**Material provided:**
=====
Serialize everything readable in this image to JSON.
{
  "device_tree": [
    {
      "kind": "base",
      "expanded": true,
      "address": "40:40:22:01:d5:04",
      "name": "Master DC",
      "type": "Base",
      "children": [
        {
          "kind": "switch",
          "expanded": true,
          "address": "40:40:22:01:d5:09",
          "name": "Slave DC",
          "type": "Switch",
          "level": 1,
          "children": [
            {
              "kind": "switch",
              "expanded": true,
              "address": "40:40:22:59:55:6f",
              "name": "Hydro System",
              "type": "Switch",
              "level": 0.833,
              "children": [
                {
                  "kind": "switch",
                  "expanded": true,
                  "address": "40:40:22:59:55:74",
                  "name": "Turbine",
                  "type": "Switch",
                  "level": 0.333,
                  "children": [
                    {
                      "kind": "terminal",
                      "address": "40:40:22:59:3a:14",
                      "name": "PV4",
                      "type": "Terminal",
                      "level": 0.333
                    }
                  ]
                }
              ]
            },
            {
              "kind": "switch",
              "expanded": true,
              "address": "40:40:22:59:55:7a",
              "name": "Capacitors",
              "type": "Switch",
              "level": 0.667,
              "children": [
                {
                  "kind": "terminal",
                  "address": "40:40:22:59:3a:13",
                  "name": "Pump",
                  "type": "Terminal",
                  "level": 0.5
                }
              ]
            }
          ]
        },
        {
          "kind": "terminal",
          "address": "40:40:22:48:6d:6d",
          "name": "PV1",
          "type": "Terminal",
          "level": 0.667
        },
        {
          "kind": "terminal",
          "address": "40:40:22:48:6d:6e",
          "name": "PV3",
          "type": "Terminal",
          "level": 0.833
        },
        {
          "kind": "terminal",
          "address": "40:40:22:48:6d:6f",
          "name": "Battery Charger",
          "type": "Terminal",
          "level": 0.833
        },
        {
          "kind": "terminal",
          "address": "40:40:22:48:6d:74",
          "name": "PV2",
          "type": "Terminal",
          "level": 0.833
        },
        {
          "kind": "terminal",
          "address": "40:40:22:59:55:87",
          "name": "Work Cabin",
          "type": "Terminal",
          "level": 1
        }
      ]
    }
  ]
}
=====
What is the number of lines in the listing above that contain the string "level"? Give only the number.

**Exercise answer:** 11